-- Supplied data start --
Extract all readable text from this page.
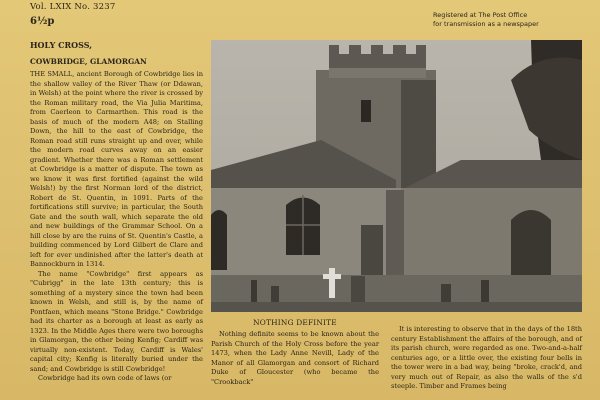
Vol. LXIX No. 3237
6½p
Registered at The Post Office
for transmission as a newspaper

HOLY CROSS,

COWBRIDGE, GLAMORGAN

THE SMALL, ancient Borough of Cowbridge lies in the shallow valley of the River Thaw (or Ddawan, in Welsh) at the point where the river is crossed by the Roman military road, the Via Julia Maritima, from Caerleon to Carmarthen. This road is the basis of much of the modern A48; on Stalling Down, the hill to the east of Cowbridge, the Roman road still runs straight up and over, while the modern road curves away on an easier gradient. Whether there was a Roman settlement at Cowbridge is a matter of dispute. The town as we know it was first fortified (against the wild Welsh!) by the first Norman lord of the district, Robert de St. Quentin, in 1091. Parts of the fortifications still survive; in particular, the South Gate and the south wall, which separate the old and new buildings of the Grammar School. On a hill close by are the ruins of St. Quentin's Castle, a building commenced by Lord Gilbert de Clare and left for ever undinished after the latter's death at Bannockburn in 1314.

The name "Cowbridge" first appears as "Cubrigg" in the late 13th century; this is something of a mystery since the town had been known in Welsh, and still is, by the name of Pontfaen, which means "Stone Bridge." Cowbridge had its charter as a borough at least as early as 1323. In the Middle Ages there were two boroughs in Glamorgan, the other being Kenfig; Cardiff was virtually non-existent. Today, Cardiff is Wales' capital city; Kenfig is literally buried under the sand; and Cowbridge is still Cowbridge!

Cowbridge had its own code of laws (or

NOTHING DEFINITE

Nothing definite seems to be known about the Parish Church of the Holy Cross before the year 1473, when the Lady Anne Nevill, Lady of the Manor of all Glamorgan and consort of Richard Duke of Gloucester (who became the "Crookback"

It is interesting to observe that in the days of the 18th century Establishment the affairs of the borough, and of its parish church, were regarded as one. Two-and-a-half centuries ago, or a little over, the existing four bells in the tower were in a bad way, being "broke, crack'd, and very much out of Repair, as also the walls of the s'd steeple. Timber and Frames being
-- Supplied data end --
What to produce: Exclude the pictures and transcribe all of the entries exactly.

Task result:
Extract all readable text from this page.
Vol. LXIX No. 3237
6½p
Registered at The Post Office
for transmission as a newspaper

HOLY CROSS,

COWBRIDGE, GLAMORGAN

THE SMALL, ancient Borough of Cowbridge lies in the shallow valley of the River Thaw (or Ddawan, in Welsh) at the point where the river is crossed by the Roman military road, the Via Julia Maritima, from Caerleon to Carmarthen. This road is the basis of much of the modern A48; on Stalling Down, the hill to the east of Cowbridge, the Roman road still runs straight up and over, while the modern road curves away on an easier gradient. Whether there was a Roman settlement at Cowbridge is a matter of dispute. The town as we know it was first fortified (against the wild Welsh!) by the first Norman lord of the district, Robert de St. Quentin, in 1091. Parts of the fortifications still survive; in particular, the South Gate and the south wall, which separate the old and new buildings of the Grammar School. On a hill close by are the ruins of St. Quentin's Castle, a building commenced by Lord Gilbert de Clare and left for ever undinished after the latter's death at Bannockburn in 1314.

The name "Cowbridge" first appears as "Cubrigg" in the late 13th century; this is something of a mystery since the town had been known in Welsh, and still is, by the name of Pontfaen, which means "Stone Bridge." Cowbridge had its charter as a borough at least as early as 1323. In the Middle Ages there were two boroughs in Glamorgan, the other being Kenfig; Cardiff was virtually non-existent. Today, Cardiff is Wales' capital city; Kenfig is literally buried under the sand; and Cowbridge is still Cowbridge!

Cowbridge had its own code of laws (or

NOTHING DEFINITE

Nothing definite seems to be known about the Parish Church of the Holy Cross before the year 1473, when the Lady Anne Nevill, Lady of the Manor of all Glamorgan and consort of Richard Duke of Gloucester (who became the "Crookback"

It is interesting to observe that in the days of the 18th century Establishment the affairs of the borough, and of its parish church, were regarded as one. Two-and-a-half centuries ago, or a little over, the existing four bells in the tower were in a bad way, being "broke, crack'd, and very much out of Repair, as also the walls of the s'd steeple. Timber and Frames being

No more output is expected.